Instruction | Identify all lines in the listing that include the word "performance", and copy them out.

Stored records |
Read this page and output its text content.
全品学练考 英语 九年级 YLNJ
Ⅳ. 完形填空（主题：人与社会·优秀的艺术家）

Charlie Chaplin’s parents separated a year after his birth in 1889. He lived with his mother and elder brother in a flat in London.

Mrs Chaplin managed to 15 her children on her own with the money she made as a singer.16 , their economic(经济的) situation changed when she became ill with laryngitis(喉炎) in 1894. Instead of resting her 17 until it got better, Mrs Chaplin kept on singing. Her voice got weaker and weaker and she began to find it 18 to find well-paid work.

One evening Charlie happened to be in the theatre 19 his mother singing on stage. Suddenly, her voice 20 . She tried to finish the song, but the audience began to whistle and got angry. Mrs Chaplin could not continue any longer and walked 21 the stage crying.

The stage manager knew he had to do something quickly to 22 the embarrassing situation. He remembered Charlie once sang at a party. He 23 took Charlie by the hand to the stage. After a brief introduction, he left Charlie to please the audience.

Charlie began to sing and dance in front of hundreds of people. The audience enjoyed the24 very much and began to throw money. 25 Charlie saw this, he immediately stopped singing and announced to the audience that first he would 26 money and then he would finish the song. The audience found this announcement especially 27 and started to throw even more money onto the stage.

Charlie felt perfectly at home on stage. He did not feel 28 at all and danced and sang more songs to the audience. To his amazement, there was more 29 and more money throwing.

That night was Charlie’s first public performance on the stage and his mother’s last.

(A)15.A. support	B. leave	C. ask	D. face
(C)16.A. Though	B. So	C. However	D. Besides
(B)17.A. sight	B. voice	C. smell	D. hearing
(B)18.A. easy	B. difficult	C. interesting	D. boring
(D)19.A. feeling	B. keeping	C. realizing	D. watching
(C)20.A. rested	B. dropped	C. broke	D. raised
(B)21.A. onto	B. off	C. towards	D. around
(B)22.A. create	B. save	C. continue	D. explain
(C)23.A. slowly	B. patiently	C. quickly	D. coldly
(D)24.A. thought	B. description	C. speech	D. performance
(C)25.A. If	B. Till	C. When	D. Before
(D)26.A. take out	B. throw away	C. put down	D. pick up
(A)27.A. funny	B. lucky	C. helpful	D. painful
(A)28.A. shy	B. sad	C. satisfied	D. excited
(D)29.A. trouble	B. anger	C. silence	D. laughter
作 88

Solution |
That night was Charlie’s first public performance on the stage and his mother’s last.
(D)24.A. thought	B. description	C. speech	D. performance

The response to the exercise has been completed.